> _Aim of the exercise_
Report every line from the material that contains the word "values".

--- Supplied material ---

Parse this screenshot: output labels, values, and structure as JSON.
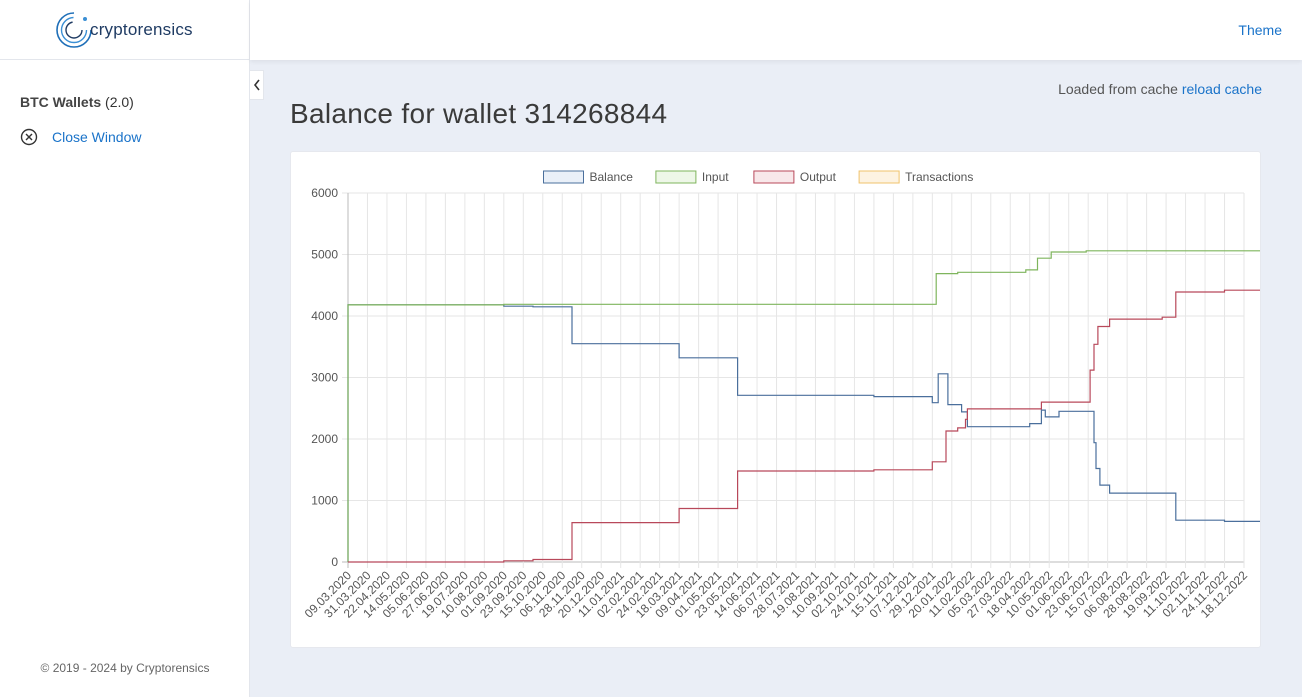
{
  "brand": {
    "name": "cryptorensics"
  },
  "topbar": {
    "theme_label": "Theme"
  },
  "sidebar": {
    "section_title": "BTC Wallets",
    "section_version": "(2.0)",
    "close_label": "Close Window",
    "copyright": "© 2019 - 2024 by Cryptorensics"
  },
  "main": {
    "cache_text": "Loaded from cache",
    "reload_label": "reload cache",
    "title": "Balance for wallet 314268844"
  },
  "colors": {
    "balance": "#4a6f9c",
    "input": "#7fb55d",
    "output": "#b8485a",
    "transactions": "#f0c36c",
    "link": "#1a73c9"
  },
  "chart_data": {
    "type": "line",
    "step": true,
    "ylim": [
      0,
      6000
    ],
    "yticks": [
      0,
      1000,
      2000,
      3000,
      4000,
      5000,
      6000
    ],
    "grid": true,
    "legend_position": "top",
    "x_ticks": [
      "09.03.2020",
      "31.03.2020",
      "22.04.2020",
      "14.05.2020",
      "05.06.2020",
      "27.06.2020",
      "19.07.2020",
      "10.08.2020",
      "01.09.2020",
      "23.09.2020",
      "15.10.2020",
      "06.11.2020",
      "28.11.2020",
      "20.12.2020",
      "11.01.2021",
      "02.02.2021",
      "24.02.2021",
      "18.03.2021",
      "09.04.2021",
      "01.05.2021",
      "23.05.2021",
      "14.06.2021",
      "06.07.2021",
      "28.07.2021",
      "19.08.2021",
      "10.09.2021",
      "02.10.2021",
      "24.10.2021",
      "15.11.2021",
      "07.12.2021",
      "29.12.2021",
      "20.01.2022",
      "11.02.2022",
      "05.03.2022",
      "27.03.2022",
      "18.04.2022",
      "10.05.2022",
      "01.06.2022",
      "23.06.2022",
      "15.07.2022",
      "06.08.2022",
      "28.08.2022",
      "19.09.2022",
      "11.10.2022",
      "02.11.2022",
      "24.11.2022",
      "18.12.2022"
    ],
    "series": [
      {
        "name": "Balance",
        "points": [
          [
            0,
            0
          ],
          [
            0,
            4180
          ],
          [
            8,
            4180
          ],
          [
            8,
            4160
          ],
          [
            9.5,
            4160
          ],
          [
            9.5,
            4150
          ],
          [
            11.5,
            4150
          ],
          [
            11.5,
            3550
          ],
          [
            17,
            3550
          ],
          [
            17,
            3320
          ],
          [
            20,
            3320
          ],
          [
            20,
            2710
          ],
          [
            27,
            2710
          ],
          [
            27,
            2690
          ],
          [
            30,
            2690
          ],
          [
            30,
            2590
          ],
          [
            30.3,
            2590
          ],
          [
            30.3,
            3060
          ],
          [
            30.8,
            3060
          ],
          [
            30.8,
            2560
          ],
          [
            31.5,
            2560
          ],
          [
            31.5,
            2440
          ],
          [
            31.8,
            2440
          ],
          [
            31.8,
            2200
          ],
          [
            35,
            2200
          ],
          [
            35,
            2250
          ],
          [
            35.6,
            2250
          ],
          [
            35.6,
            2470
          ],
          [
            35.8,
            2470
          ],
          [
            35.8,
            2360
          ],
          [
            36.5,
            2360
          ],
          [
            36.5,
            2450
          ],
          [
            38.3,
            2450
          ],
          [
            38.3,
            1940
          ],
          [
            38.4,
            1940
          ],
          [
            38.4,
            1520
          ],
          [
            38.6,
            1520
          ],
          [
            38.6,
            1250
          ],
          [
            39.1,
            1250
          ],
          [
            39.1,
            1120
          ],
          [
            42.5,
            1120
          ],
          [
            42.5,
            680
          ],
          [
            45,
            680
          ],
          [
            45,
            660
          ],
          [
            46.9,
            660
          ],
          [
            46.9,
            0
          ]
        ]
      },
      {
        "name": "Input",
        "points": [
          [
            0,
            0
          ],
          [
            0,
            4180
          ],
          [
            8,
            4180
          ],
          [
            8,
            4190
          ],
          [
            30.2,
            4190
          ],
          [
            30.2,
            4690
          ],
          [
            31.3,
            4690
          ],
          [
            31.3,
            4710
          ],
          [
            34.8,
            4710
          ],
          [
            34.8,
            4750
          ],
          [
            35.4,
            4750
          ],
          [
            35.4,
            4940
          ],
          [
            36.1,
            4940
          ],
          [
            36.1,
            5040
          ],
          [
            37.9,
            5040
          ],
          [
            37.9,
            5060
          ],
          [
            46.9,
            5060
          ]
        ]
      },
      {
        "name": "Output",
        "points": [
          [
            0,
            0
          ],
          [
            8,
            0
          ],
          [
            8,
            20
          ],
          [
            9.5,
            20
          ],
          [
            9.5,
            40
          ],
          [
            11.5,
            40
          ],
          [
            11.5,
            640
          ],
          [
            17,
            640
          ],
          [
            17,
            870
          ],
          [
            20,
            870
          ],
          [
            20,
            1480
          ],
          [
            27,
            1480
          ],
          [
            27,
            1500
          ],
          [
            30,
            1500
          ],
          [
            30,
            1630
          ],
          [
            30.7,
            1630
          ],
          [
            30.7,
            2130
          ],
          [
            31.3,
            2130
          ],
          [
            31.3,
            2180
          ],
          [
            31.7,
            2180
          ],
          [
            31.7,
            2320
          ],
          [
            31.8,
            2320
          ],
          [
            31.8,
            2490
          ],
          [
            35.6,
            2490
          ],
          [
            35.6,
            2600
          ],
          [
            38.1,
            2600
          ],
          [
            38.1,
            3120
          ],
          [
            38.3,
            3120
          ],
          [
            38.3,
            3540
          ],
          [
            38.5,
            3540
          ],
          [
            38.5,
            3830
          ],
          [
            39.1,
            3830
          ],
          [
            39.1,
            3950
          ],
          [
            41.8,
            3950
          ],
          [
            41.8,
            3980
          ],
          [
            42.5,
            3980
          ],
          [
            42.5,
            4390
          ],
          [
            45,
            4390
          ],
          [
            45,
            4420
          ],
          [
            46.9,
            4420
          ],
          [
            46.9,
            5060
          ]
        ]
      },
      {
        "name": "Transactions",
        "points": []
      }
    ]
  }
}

---
--- Supplied material ---

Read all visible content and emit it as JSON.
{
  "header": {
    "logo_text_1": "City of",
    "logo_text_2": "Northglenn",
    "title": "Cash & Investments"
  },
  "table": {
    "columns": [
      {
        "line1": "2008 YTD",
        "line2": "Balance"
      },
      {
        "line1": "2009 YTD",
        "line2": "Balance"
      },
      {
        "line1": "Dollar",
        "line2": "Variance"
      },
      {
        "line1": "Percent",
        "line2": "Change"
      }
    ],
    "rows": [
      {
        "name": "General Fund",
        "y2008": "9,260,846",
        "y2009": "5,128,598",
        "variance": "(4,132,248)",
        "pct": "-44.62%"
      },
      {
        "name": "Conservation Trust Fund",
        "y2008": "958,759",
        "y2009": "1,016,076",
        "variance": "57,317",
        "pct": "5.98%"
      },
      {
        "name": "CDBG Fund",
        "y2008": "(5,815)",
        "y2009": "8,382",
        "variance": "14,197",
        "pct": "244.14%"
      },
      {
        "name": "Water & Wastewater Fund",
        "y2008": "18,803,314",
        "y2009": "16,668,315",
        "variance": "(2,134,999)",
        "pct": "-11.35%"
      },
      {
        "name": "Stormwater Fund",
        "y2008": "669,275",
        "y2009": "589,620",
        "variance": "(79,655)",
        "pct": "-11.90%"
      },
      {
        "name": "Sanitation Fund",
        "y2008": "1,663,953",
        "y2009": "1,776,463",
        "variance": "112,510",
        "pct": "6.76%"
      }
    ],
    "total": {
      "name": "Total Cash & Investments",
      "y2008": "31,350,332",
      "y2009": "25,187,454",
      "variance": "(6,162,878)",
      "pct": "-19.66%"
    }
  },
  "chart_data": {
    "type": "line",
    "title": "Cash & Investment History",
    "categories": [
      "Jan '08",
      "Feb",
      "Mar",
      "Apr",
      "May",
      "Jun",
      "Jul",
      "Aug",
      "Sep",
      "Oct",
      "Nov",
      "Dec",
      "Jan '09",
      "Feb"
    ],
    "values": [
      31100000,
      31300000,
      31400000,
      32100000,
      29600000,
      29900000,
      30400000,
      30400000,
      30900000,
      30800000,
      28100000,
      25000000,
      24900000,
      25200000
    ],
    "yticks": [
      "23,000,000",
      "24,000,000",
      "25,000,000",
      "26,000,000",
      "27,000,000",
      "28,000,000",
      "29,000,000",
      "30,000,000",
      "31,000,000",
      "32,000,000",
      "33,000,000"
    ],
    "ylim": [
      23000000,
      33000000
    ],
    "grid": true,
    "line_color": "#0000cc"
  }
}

---

> _Response to this exercise_
Parse this screenshot: output labels, values, and structure as JSON.
    "values": [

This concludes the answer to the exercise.